---------- STORED ROWS ----------

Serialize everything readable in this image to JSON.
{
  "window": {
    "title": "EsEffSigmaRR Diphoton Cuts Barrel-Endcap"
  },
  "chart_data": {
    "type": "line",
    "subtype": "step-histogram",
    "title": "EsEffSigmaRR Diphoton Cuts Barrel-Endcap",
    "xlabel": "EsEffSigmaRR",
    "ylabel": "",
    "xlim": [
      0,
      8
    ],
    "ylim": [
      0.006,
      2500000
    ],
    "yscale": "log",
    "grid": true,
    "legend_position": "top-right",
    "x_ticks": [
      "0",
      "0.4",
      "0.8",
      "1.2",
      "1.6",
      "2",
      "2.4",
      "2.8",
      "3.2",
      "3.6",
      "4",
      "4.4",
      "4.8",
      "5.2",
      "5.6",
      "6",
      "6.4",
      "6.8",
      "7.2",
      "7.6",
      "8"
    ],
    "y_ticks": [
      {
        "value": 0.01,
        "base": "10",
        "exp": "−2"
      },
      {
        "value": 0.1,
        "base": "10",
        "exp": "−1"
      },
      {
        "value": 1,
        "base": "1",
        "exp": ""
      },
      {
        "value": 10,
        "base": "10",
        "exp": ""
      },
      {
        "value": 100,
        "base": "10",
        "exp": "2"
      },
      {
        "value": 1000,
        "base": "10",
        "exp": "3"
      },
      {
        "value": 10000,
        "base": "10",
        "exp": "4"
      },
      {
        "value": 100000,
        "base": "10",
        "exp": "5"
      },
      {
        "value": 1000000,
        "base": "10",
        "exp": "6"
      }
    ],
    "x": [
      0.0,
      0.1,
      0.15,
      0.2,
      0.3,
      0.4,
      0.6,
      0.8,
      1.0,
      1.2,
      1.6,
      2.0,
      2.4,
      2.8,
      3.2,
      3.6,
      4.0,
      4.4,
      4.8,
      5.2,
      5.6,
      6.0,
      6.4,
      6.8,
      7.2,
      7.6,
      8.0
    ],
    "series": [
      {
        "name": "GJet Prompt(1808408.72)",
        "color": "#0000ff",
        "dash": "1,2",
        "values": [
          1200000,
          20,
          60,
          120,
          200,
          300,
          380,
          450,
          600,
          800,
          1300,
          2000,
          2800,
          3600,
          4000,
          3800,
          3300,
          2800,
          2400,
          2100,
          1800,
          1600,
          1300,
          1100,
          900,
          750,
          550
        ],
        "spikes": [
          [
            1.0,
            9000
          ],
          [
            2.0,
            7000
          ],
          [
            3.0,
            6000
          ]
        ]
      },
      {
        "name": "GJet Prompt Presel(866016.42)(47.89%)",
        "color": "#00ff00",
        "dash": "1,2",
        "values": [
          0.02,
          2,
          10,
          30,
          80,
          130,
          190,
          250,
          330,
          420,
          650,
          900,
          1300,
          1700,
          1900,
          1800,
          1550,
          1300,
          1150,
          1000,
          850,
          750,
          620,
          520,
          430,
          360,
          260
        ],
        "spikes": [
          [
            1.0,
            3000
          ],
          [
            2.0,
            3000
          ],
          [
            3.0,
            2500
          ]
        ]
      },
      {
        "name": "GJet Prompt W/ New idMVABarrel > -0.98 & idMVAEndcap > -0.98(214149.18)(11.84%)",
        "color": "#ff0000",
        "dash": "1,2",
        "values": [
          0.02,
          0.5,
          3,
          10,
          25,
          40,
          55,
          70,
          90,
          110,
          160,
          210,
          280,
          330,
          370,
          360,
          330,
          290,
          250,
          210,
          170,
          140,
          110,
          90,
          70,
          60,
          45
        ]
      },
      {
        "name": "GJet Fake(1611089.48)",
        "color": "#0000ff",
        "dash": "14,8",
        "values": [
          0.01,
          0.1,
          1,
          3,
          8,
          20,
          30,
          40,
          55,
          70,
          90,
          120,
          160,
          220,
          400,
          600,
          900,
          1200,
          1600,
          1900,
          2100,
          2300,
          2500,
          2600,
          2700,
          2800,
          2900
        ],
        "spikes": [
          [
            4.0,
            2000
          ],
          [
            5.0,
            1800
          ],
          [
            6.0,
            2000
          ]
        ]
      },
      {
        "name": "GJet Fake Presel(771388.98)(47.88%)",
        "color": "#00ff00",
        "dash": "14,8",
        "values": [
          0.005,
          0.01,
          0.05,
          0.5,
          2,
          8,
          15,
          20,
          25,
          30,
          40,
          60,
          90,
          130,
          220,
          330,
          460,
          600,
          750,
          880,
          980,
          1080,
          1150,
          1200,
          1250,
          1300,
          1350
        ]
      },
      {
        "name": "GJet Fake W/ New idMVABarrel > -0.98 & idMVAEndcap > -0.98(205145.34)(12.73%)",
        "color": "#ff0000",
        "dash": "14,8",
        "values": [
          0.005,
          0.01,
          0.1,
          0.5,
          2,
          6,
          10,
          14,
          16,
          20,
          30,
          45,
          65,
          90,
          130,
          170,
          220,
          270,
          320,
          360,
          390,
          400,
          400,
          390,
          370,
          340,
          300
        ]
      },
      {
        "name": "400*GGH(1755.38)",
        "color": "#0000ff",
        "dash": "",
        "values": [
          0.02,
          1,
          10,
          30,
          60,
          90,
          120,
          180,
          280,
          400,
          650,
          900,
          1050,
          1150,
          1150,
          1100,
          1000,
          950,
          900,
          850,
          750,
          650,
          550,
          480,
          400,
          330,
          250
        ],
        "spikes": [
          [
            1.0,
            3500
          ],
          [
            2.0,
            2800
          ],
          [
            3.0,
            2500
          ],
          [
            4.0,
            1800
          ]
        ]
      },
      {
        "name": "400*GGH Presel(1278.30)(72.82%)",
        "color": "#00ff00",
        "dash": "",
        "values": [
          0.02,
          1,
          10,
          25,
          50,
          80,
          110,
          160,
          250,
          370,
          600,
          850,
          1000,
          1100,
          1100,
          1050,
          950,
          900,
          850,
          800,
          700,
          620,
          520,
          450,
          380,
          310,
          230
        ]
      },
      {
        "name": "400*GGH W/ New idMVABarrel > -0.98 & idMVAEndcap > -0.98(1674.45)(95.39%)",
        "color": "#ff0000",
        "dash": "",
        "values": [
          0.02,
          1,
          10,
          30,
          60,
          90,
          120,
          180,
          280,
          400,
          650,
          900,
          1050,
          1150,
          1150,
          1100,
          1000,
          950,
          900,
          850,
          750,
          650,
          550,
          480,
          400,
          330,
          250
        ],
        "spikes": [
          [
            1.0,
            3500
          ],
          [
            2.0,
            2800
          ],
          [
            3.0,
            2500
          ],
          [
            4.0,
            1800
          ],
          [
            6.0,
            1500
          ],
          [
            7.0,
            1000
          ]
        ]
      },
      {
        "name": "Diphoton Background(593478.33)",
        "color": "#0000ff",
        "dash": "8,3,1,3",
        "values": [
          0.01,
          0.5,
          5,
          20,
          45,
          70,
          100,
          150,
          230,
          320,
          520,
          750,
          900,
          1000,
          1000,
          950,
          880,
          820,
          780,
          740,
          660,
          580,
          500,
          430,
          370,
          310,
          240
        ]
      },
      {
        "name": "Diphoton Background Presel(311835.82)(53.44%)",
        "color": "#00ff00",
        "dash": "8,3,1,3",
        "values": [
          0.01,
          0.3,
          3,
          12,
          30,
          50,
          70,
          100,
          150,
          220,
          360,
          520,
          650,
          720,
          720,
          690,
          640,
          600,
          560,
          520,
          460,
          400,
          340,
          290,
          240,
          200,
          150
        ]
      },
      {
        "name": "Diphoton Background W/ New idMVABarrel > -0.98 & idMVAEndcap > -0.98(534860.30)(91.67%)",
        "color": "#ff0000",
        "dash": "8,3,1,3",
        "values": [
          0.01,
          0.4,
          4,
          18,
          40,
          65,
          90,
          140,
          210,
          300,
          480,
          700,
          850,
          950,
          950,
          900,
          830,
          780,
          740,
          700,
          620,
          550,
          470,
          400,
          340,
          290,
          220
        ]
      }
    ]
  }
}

----------

§ EXERCISE PROMPT
How many lines in the records above contain the word "Cuts"? Give only the number.

§ RESPONSE TO THIS TASK
2